• [EXERCISE DETAILS]: Go through each line of the records below and count those with the word "opcji". Give only the count.

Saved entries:

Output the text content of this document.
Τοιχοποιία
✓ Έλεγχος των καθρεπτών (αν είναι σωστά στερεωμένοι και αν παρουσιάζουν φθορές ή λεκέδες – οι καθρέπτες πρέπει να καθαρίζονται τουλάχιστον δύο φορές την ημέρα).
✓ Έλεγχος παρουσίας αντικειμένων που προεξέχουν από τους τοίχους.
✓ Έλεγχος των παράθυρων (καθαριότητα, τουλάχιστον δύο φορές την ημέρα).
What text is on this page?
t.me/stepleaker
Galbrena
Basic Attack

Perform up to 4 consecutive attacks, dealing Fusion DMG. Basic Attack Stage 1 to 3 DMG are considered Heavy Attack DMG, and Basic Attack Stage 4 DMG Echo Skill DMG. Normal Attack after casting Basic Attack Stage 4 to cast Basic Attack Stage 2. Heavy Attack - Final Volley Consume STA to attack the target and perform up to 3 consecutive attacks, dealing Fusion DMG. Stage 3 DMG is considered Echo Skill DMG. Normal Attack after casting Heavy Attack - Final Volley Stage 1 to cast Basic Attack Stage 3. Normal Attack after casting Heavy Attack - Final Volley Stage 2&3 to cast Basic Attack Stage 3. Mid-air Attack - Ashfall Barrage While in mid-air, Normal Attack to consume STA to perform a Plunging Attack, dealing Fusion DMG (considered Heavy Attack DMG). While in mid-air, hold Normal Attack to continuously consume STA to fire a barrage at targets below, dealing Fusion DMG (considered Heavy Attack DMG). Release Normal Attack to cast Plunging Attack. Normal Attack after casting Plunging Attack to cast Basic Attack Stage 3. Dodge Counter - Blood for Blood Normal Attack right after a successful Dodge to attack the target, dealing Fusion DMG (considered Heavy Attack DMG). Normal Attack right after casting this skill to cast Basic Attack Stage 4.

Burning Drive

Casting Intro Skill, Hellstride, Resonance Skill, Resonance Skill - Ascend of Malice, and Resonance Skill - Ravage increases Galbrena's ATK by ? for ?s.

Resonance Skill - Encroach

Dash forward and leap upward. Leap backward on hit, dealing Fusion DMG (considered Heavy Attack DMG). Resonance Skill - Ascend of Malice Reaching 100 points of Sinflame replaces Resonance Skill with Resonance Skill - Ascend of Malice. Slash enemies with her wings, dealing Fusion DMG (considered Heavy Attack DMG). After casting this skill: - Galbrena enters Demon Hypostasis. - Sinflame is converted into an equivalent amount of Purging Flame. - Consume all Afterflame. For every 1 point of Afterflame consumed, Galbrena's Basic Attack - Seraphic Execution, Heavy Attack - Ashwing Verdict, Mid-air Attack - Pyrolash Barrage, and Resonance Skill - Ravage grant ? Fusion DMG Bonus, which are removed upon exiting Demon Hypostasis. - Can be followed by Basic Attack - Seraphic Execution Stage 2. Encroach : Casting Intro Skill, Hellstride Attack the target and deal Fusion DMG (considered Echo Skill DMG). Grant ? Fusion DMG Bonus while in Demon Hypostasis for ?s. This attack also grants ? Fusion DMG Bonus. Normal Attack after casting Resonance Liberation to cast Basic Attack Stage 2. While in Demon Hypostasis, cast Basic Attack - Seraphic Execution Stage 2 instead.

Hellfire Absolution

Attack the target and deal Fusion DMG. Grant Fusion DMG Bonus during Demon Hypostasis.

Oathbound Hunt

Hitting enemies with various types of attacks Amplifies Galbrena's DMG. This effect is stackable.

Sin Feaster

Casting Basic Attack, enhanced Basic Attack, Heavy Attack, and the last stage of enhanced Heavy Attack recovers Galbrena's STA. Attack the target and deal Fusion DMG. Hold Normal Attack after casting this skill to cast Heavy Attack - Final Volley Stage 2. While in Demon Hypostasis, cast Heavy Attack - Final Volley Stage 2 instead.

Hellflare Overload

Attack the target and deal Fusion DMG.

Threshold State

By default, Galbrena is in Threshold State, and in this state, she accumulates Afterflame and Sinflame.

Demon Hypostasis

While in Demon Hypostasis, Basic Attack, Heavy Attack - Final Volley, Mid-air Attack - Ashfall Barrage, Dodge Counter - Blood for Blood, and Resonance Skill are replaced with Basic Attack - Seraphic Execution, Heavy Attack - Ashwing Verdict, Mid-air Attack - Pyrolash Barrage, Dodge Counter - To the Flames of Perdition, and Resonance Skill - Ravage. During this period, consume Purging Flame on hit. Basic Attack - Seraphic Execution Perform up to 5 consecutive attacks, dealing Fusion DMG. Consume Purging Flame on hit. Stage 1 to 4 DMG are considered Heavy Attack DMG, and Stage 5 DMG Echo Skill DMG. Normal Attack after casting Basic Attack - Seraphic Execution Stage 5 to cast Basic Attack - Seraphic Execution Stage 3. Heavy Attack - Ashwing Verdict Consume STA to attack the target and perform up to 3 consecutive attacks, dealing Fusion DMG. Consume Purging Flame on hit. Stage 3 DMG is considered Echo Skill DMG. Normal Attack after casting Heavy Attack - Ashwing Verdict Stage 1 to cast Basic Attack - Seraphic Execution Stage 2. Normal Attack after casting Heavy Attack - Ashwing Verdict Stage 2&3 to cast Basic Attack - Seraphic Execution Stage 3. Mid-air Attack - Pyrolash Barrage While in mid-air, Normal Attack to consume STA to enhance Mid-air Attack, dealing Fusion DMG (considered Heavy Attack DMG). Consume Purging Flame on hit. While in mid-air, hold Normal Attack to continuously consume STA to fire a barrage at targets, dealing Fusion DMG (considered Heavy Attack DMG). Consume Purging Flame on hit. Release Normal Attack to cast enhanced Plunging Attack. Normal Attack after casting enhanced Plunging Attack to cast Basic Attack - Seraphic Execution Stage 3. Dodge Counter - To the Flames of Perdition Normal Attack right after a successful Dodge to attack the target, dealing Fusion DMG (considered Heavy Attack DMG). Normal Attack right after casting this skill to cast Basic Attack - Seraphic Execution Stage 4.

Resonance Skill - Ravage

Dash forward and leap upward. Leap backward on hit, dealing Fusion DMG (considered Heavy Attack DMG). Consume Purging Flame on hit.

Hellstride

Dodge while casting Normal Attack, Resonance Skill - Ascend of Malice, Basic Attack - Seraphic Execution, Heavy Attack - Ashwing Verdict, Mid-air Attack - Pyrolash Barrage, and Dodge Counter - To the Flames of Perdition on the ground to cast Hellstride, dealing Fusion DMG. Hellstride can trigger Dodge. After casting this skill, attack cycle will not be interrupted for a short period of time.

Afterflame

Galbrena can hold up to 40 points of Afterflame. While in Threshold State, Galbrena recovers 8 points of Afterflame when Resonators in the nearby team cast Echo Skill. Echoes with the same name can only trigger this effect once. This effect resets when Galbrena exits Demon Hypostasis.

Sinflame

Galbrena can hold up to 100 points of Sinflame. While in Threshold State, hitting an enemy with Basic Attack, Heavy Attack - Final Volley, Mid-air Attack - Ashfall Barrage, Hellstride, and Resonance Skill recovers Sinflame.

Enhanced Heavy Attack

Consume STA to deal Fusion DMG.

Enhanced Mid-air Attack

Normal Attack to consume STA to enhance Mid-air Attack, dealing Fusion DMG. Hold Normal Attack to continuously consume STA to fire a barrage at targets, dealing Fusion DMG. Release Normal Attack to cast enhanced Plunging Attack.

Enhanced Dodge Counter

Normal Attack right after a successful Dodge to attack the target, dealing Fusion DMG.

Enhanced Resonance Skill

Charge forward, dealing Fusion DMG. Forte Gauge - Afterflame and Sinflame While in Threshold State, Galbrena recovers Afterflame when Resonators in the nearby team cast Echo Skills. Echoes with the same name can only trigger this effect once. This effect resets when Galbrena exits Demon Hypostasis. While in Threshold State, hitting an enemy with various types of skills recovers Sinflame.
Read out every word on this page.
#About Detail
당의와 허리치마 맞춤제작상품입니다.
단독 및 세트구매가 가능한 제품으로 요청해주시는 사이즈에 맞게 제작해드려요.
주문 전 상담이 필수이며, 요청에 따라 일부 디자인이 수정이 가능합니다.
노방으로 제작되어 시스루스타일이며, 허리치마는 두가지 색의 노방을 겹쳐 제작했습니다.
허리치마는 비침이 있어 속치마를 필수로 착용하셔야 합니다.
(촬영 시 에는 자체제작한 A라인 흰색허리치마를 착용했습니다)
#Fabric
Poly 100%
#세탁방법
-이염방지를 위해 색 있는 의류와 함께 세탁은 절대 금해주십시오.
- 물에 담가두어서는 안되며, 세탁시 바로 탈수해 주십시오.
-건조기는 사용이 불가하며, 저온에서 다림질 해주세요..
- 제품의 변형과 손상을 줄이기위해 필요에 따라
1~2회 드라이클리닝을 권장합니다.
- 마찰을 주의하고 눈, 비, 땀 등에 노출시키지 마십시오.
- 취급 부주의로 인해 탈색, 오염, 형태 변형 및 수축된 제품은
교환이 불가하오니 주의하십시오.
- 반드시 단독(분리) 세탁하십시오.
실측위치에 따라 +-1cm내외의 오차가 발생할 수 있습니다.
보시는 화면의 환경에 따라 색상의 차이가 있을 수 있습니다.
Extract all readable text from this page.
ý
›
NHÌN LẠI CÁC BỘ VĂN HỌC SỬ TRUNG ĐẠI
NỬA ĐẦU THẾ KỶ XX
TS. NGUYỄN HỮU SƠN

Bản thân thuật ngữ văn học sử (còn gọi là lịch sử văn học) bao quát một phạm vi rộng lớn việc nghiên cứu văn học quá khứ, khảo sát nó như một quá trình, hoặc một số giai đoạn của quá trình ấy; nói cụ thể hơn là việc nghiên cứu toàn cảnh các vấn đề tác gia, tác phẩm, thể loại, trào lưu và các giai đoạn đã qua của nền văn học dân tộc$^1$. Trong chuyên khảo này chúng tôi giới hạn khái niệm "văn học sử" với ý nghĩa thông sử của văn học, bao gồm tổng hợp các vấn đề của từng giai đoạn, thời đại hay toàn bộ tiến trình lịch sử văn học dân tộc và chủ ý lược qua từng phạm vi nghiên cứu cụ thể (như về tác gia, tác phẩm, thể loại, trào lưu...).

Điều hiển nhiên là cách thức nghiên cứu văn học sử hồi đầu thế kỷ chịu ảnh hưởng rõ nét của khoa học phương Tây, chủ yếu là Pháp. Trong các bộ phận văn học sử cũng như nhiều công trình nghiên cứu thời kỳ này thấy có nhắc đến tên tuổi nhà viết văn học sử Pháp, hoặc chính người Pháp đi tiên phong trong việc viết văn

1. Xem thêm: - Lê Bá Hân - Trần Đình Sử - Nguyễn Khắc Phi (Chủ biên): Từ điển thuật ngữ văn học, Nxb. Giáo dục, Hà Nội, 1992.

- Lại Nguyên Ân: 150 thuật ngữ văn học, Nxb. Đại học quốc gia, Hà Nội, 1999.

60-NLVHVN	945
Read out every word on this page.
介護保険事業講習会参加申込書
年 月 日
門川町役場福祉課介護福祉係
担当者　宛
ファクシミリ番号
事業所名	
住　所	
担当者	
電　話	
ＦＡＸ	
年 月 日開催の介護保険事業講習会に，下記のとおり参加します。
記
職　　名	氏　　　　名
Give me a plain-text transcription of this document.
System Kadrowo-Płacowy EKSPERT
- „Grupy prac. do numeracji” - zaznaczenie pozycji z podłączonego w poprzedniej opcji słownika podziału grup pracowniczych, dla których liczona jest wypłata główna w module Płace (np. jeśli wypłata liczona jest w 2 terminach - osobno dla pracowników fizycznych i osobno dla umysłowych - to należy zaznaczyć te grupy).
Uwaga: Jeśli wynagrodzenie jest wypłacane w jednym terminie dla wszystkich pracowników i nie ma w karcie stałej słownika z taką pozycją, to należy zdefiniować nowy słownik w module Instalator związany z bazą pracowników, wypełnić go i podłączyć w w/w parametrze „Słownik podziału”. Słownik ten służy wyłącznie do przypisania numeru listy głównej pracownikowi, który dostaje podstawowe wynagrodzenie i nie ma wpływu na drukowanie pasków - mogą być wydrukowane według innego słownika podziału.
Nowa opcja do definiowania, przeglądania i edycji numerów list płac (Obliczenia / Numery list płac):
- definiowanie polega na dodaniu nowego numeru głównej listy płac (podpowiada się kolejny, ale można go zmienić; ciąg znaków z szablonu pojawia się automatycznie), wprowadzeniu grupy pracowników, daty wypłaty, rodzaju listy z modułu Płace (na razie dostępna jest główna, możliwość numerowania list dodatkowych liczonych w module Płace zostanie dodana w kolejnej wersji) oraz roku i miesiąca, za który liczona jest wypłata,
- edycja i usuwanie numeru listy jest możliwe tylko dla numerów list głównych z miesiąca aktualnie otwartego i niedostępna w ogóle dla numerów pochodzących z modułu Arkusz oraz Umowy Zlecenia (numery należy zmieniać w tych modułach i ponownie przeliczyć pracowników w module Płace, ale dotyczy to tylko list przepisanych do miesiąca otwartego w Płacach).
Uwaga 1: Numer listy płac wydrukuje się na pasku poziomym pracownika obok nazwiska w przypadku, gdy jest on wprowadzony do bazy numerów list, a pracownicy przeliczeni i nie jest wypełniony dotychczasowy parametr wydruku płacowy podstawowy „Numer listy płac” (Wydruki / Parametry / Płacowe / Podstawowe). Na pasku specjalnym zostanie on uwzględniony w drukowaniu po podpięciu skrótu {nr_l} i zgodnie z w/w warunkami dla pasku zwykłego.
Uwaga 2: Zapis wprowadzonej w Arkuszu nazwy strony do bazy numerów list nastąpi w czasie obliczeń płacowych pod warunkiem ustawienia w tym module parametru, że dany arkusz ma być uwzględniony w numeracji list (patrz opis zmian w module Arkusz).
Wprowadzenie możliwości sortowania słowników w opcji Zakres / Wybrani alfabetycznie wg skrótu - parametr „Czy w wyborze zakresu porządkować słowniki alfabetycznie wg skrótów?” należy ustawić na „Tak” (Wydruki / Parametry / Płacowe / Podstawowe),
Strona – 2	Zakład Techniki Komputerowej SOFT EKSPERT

• [PROBLEM SOLUTION]: 2